* [Task directions] Establish how many lines in the material include the string "للمعدة" and report it as a lone number.

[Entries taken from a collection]

#####

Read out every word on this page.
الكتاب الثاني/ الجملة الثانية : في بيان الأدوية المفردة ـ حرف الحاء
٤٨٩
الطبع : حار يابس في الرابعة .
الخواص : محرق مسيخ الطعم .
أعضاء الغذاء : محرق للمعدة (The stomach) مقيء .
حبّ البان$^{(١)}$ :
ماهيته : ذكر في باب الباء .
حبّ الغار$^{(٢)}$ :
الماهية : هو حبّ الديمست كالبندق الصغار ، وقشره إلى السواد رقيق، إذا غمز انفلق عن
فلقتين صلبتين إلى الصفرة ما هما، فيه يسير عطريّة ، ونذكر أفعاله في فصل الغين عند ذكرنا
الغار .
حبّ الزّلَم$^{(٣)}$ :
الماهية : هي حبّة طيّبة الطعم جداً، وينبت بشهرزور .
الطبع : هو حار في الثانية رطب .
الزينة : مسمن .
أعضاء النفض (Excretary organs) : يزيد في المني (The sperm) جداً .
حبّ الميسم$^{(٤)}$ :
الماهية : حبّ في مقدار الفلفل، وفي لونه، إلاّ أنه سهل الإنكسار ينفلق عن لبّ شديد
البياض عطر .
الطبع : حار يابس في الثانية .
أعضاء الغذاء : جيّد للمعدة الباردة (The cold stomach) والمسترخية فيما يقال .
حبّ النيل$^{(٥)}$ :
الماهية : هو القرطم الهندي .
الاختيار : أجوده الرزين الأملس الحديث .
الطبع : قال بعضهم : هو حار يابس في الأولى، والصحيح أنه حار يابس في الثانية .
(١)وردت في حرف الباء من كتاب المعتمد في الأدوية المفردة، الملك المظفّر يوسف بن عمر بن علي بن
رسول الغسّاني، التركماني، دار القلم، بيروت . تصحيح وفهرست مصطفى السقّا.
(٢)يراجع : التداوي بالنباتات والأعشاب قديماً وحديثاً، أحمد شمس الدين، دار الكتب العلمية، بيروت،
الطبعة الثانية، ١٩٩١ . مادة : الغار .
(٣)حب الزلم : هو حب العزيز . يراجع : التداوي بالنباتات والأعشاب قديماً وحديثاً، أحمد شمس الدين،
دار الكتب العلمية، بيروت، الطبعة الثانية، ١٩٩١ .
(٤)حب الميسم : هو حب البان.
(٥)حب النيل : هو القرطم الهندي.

#####

* [Exercise response] 2